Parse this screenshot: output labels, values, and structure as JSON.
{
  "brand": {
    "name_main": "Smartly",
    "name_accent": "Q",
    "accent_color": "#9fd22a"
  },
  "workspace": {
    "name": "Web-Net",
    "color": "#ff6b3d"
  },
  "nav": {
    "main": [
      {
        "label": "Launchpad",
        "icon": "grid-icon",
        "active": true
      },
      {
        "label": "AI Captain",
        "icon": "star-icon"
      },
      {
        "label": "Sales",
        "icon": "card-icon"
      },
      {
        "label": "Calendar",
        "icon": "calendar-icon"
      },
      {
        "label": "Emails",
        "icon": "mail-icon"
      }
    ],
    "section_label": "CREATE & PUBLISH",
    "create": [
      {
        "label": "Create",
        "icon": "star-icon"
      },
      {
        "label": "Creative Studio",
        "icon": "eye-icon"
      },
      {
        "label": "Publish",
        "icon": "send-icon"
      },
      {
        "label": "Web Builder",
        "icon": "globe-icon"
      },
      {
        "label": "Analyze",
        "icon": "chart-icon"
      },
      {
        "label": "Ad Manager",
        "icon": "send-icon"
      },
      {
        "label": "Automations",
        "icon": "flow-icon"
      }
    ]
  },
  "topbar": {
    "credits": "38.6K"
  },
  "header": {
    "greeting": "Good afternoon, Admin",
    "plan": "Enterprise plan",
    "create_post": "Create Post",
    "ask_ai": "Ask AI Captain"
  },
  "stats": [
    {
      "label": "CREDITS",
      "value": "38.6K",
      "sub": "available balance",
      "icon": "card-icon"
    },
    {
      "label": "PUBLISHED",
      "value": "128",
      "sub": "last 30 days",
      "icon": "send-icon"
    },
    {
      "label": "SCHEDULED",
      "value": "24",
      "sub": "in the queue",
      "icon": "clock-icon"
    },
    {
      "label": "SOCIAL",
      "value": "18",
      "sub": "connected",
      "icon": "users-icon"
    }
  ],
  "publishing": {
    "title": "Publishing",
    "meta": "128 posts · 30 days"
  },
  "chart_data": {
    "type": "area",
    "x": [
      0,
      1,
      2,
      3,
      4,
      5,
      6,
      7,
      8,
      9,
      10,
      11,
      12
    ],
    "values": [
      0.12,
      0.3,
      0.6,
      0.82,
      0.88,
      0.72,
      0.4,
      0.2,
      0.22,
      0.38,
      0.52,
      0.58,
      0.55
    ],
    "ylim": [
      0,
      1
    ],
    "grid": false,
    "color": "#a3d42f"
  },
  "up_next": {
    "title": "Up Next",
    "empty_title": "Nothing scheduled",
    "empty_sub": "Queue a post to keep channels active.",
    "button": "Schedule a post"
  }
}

*Problem to solve*
Restate all of the entries exactly, please.

*Answer in full*
Parse this screenshot: output labels, values, and structure as JSON.
{
  "brand": {
    "name_main": "Smartly",
    "name_accent": "Q",
    "accent_color": "#9fd22a"
  },
  "workspace": {
    "name": "Web-Net",
    "color": "#ff6b3d"
  },
  "nav": {
    "main": [
      {
        "label": "Launchpad",
        "icon": "grid-icon",
        "active": true
      },
      {
        "label": "AI Captain",
        "icon": "star-icon"
      },
      {
        "label": "Sales",
        "icon": "card-icon"
      },
      {
        "label": "Calendar",
        "icon": "calendar-icon"
      },
      {
        "label": "Emails",
        "icon": "mail-icon"
      }
    ],
    "section_label": "CREATE & PUBLISH",
    "create": [
      {
        "label": "Create",
        "icon": "star-icon"
      },
      {
        "label": "Creative Studio",
        "icon": "eye-icon"
      },
      {
        "label": "Publish",
        "icon": "send-icon"
      },
      {
        "label": "Web Builder",
        "icon": "globe-icon"
      },
      {
        "label": "Analyze",
        "icon": "chart-icon"
      },
      {
        "label": "Ad Manager",
        "icon": "send-icon"
      },
      {
        "label": "Automations",
        "icon": "flow-icon"
      }
    ]
  },
  "topbar": {
    "credits": "38.6K"
  },
  "header": {
    "greeting": "Good afternoon, Admin",
    "plan": "Enterprise plan",
    "create_post": "Create Post",
    "ask_ai": "Ask AI Captain"
  },
  "stats": [
    {
      "label": "CREDITS",
      "value": "38.6K",
      "sub": "available balance",
      "icon": "card-icon"
    },
    {
      "label": "PUBLISHED",
      "value": "128",
      "sub": "last 30 days",
      "icon": "send-icon"
    },
    {
      "label": "SCHEDULED",
      "value": "24",
      "sub": "in the queue",
      "icon": "clock-icon"
    },
    {
      "label": "SOCIAL",
      "value": "18",
      "sub": "connected",
      "icon": "users-icon"
    }
  ],
  "publishing": {
    "title": "Publishing",
    "meta": "128 posts · 30 days"
  },
  "chart_data": {
    "type": "area",
    "x": [
      0,
      1,
      2,
      3,
      4,
      5,
      6,
      7,
      8,
      9,
      10,
      11,
      12
    ],
    "values": [
      0.12,
      0.3,
      0.6,
      0.82,
      0.88,
      0.72,
      0.4,
      0.2,
      0.22,
      0.38,
      0.52,
      0.58,
      0.55
    ],
    "ylim": [
      0,
      1
    ],
    "grid": false,
    "color": "#a3d42f"
  },
  "up_next": {
    "title": "Up Next",
    "empty_title": "Nothing scheduled",
    "empty_sub": "Queue a post to keep channels active.",
    "button": "Schedule a post"
  }
}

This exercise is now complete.